── RECORDS TO PROCESS
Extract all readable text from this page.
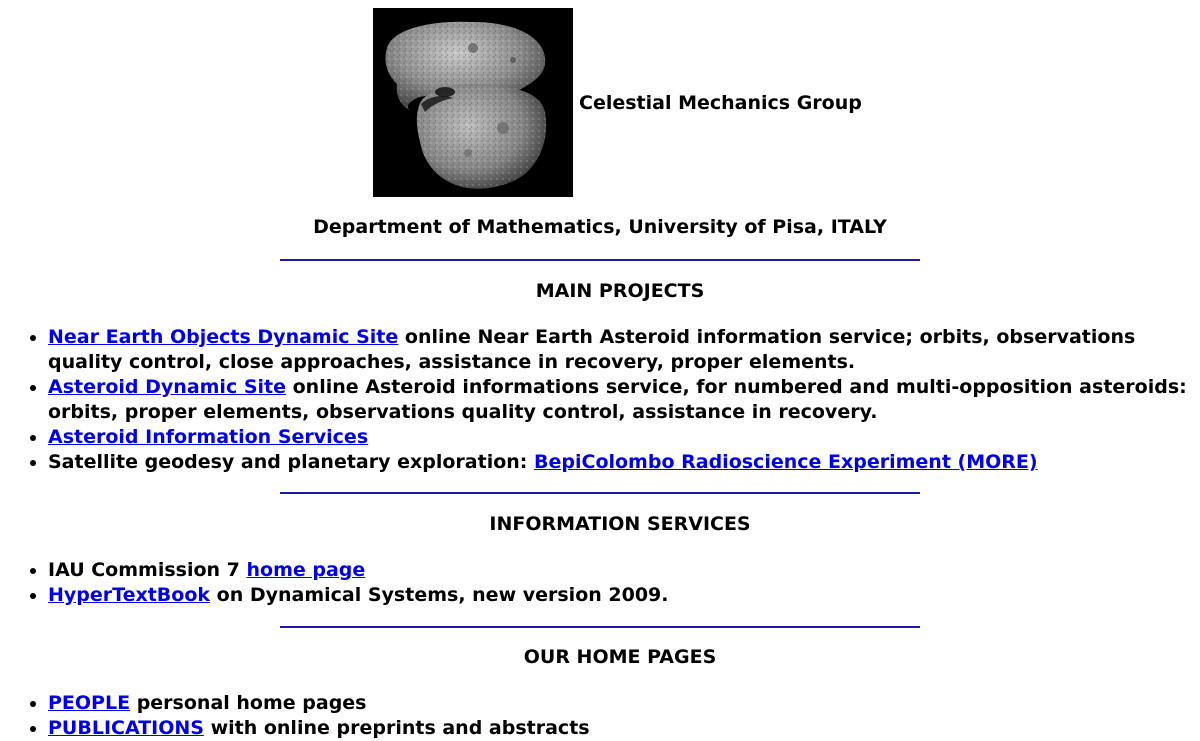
Celestial Mechanics Group
Department of Mathematics, University of Pisa, ITALY
MAIN PROJECTS
• Near Earth Objects Dynamic Site online Near Earth Asteroid information service; orbits, observations quality control, close approaches, assistance in recovery, proper elements.
• Asteroid Dynamic Site online Asteroid informations service, for numbered and multi-opposition asteroids: orbits, proper elements, observations quality control, assistance in recovery.
• Asteroid Information Services
• Satellite geodesy and planetary exploration: BepiColombo Radioscience Experiment (MORE)
INFORMATION SERVICES
• IAU Commission 7 home page
• HyperTextBook on Dynamical Systems, new version 2009.
OUR HOME PAGES
• PEOPLE personal home pages
• PUBLICATIONS with online preprints and abstracts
────
**GIVEN INSTRUCTION:** Copy in full each line that holds the word "recovery".

**ANSWER:**
• Near Earth Objects Dynamic Site online Near Earth Asteroid information service; orbits, observations quality control, close approaches, assistance in recovery, proper elements.
• Asteroid Dynamic Site online Asteroid informations service, for numbered and multi-opposition asteroids: orbits, proper elements, observations quality control, assistance in recovery.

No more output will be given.